◆ WORK TO BE COMPLETED: Set down the material below word for word, excluding the pictures.

◆ MATERIAL SUPPLIED:
⁂

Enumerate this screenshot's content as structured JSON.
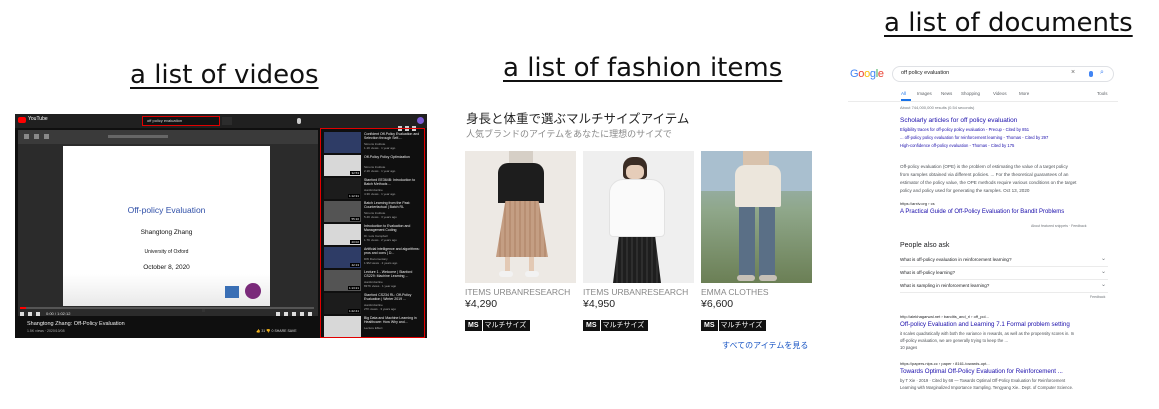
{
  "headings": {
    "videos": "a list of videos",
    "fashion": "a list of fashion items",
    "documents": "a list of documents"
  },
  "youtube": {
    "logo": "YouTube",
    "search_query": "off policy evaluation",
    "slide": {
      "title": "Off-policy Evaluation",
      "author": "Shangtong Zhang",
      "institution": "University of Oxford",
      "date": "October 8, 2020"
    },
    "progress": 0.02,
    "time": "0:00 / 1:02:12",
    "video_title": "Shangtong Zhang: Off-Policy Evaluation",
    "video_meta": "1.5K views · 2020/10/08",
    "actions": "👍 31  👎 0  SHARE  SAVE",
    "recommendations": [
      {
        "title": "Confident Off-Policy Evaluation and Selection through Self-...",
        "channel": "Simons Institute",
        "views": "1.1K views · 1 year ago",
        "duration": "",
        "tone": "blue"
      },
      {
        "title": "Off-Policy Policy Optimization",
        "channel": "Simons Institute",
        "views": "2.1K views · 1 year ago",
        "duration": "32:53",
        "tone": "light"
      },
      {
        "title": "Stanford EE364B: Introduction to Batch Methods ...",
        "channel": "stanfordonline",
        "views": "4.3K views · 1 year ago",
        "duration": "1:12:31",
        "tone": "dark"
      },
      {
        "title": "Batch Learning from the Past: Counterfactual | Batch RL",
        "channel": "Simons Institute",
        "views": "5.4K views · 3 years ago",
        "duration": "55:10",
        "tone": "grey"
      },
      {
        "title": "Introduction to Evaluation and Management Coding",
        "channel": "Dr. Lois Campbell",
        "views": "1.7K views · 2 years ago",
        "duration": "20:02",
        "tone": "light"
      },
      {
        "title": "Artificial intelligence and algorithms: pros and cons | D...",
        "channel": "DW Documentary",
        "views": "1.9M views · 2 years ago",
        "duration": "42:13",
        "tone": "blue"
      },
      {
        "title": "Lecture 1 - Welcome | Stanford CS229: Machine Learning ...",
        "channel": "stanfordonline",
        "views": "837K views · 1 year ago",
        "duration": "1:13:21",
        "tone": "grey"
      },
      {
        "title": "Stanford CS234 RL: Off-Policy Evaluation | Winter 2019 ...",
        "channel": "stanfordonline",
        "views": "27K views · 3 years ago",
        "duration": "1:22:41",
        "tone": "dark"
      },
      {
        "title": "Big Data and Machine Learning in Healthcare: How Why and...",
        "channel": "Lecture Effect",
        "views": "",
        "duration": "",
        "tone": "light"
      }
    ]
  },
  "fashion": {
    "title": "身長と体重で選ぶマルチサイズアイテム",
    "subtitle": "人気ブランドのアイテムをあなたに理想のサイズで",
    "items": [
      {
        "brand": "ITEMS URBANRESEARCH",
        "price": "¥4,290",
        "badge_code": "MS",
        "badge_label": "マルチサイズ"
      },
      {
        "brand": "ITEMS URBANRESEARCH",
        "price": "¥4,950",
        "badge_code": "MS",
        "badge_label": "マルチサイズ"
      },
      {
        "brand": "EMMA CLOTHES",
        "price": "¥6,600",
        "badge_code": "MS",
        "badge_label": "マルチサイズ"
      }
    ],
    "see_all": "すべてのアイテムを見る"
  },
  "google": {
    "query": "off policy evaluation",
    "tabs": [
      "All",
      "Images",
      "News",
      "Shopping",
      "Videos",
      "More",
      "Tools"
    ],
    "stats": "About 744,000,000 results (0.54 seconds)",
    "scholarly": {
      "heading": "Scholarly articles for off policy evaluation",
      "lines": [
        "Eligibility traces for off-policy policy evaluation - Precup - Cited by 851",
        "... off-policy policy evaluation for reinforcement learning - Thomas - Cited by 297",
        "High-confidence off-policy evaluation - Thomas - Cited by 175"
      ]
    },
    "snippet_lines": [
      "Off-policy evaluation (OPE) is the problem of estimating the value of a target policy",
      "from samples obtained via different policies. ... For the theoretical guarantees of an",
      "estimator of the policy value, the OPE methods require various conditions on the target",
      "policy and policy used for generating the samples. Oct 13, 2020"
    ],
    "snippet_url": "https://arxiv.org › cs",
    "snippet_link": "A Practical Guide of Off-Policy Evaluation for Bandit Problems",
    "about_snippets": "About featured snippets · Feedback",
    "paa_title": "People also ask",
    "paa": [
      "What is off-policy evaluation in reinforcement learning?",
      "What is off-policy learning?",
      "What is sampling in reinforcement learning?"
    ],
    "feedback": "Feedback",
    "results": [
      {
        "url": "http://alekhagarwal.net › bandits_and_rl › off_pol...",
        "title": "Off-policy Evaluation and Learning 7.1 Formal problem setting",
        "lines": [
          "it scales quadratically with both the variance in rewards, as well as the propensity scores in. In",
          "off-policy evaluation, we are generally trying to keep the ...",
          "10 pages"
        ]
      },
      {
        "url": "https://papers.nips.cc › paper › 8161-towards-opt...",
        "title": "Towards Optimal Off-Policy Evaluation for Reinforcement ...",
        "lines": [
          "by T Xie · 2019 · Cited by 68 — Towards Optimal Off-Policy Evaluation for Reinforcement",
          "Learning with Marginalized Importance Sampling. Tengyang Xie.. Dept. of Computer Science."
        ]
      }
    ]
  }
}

⁂

◆ TASK ANSWER:
Enumerate this screenshot's content as structured JSON.
{
  "headings": {
    "videos": "a list of videos",
    "fashion": "a list of fashion items",
    "documents": "a list of documents"
  },
  "youtube": {
    "logo": "YouTube",
    "search_query": "off policy evaluation",
    "slide": {
      "title": "Off-policy Evaluation",
      "author": "Shangtong Zhang",
      "institution": "University of Oxford",
      "date": "October 8, 2020"
    },
    "progress": 0.02,
    "time": "0:00 / 1:02:12",
    "video_title": "Shangtong Zhang: Off-Policy Evaluation",
    "video_meta": "1.5K views · 2020/10/08",
    "actions": "👍 31  👎 0  SHARE  SAVE",
    "recommendations": [
      {
        "title": "Confident Off-Policy Evaluation and Selection through Self-...",
        "channel": "Simons Institute",
        "views": "1.1K views · 1 year ago",
        "duration": "",
        "tone": "blue"
      },
      {
        "title": "Off-Policy Policy Optimization",
        "channel": "Simons Institute",
        "views": "2.1K views · 1 year ago",
        "duration": "32:53",
        "tone": "light"
      },
      {
        "title": "Stanford EE364B: Introduction to Batch Methods ...",
        "channel": "stanfordonline",
        "views": "4.3K views · 1 year ago",
        "duration": "1:12:31",
        "tone": "dark"
      },
      {
        "title": "Batch Learning from the Past: Counterfactual | Batch RL",
        "channel": "Simons Institute",
        "views": "5.4K views · 3 years ago",
        "duration": "55:10",
        "tone": "grey"
      },
      {
        "title": "Introduction to Evaluation and Management Coding",
        "channel": "Dr. Lois Campbell",
        "views": "1.7K views · 2 years ago",
        "duration": "20:02",
        "tone": "light"
      },
      {
        "title": "Artificial intelligence and algorithms: pros and cons | D...",
        "channel": "DW Documentary",
        "views": "1.9M views · 2 years ago",
        "duration": "42:13",
        "tone": "blue"
      },
      {
        "title": "Lecture 1 - Welcome | Stanford CS229: Machine Learning ...",
        "channel": "stanfordonline",
        "views": "837K views · 1 year ago",
        "duration": "1:13:21",
        "tone": "grey"
      },
      {
        "title": "Stanford CS234 RL: Off-Policy Evaluation | Winter 2019 ...",
        "channel": "stanfordonline",
        "views": "27K views · 3 years ago",
        "duration": "1:22:41",
        "tone": "dark"
      },
      {
        "title": "Big Data and Machine Learning in Healthcare: How Why and...",
        "channel": "Lecture Effect",
        "views": "",
        "duration": "",
        "tone": "light"
      }
    ]
  },
  "fashion": {
    "title": "身長と体重で選ぶマルチサイズアイテム",
    "subtitle": "人気ブランドのアイテムをあなたに理想のサイズで",
    "items": [
      {
        "brand": "ITEMS URBANRESEARCH",
        "price": "¥4,290",
        "badge_code": "MS",
        "badge_label": "マルチサイズ"
      },
      {
        "brand": "ITEMS URBANRESEARCH",
        "price": "¥4,950",
        "badge_code": "MS",
        "badge_label": "マルチサイズ"
      },
      {
        "brand": "EMMA CLOTHES",
        "price": "¥6,600",
        "badge_code": "MS",
        "badge_label": "マルチサイズ"
      }
    ],
    "see_all": "すべてのアイテムを見る"
  },
  "google": {
    "query": "off policy evaluation",
    "tabs": [
      "All",
      "Images",
      "News",
      "Shopping",
      "Videos",
      "More",
      "Tools"
    ],
    "stats": "About 744,000,000 results (0.54 seconds)",
    "scholarly": {
      "heading": "Scholarly articles for off policy evaluation",
      "lines": [
        "Eligibility traces for off-policy policy evaluation - Precup - Cited by 851",
        "... off-policy policy evaluation for reinforcement learning - Thomas - Cited by 297",
        "High-confidence off-policy evaluation - Thomas - Cited by 175"
      ]
    },
    "snippet_lines": [
      "Off-policy evaluation (OPE) is the problem of estimating the value of a target policy",
      "from samples obtained via different policies. ... For the theoretical guarantees of an",
      "estimator of the policy value, the OPE methods require various conditions on the target",
      "policy and policy used for generating the samples. Oct 13, 2020"
    ],
    "snippet_url": "https://arxiv.org › cs",
    "snippet_link": "A Practical Guide of Off-Policy Evaluation for Bandit Problems",
    "about_snippets": "About featured snippets · Feedback",
    "paa_title": "People also ask",
    "paa": [
      "What is off-policy evaluation in reinforcement learning?",
      "What is off-policy learning?",
      "What is sampling in reinforcement learning?"
    ],
    "feedback": "Feedback",
    "results": [
      {
        "url": "http://alekhagarwal.net › bandits_and_rl › off_pol...",
        "title": "Off-policy Evaluation and Learning 7.1 Formal problem setting",
        "lines": [
          "it scales quadratically with both the variance in rewards, as well as the propensity scores in. In",
          "off-policy evaluation, we are generally trying to keep the ...",
          "10 pages"
        ]
      },
      {
        "url": "https://papers.nips.cc › paper › 8161-towards-opt...",
        "title": "Towards Optimal Off-Policy Evaluation for Reinforcement ...",
        "lines": [
          "by T Xie · 2019 · Cited by 68 — Towards Optimal Off-Policy Evaluation for Reinforcement",
          "Learning with Marginalized Importance Sampling. Tengyang Xie.. Dept. of Computer Science."
        ]
      }
    ]
  }
}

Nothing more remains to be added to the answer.